— begin Available records —

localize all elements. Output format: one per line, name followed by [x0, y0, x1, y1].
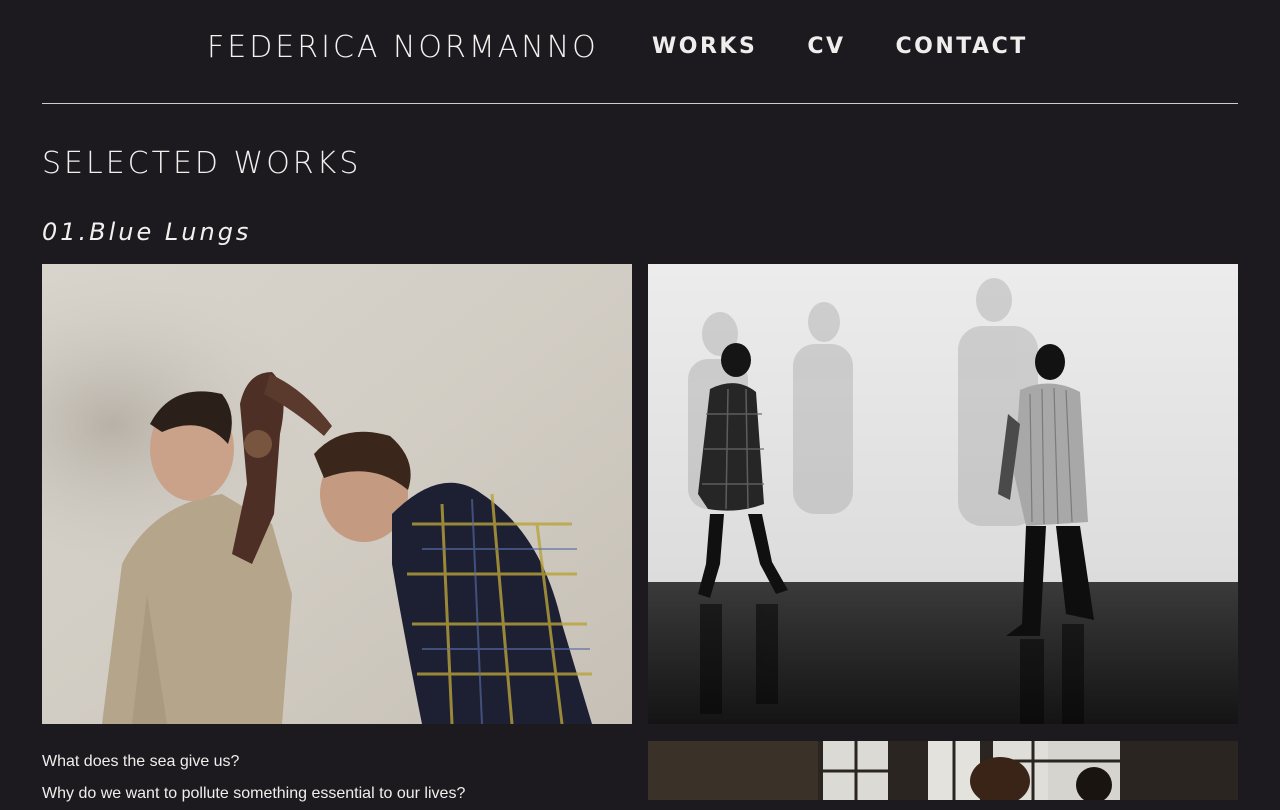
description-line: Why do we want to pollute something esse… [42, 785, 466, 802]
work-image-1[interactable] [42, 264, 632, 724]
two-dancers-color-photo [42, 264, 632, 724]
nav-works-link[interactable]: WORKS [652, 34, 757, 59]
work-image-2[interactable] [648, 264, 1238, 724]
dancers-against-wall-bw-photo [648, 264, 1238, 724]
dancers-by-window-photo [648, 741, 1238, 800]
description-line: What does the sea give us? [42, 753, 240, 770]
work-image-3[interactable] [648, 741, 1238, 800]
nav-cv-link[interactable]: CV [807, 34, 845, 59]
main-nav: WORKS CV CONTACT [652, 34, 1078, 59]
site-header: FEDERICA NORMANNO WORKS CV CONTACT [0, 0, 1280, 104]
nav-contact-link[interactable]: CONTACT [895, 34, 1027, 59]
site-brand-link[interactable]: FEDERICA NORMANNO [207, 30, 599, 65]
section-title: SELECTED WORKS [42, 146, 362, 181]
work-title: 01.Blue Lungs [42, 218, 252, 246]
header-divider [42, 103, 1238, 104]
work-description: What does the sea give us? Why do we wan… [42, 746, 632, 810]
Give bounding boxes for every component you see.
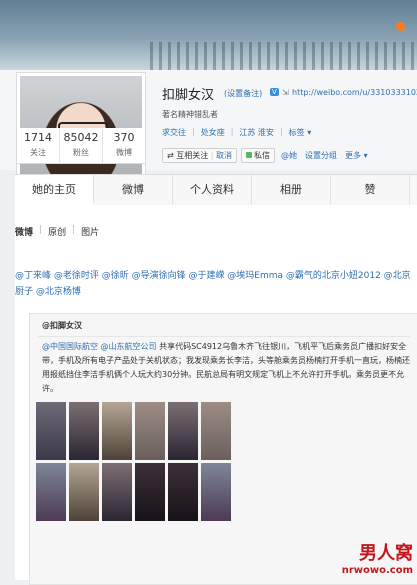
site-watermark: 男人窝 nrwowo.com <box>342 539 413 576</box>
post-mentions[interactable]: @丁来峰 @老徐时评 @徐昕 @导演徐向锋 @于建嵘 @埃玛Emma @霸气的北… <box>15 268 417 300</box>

— end Available records —

What is expected> List every line of the listing above that contains the string "interactable", matching its case exactly.

Response for this exercise>
work-image-1[interactable] [42, 264, 632, 724]
nav-works-link[interactable]: WORKS [652, 34, 757, 59]
work-image-2[interactable] [648, 264, 1238, 724]
work-image-3[interactable] [648, 741, 1238, 800]
nav-cv-link[interactable]: CV [807, 34, 845, 59]
nav-contact-link[interactable]: CONTACT [895, 34, 1027, 59]
site-brand-link[interactable]: FEDERICA NORMANNO [207, 30, 599, 65]
post-mentions[interactable]: @丁来峰 @老徐时评 @徐昕 @导演徐向锋 @于建嵘 @埃玛Emma @霸气的北… <box>15 268 417 300</box>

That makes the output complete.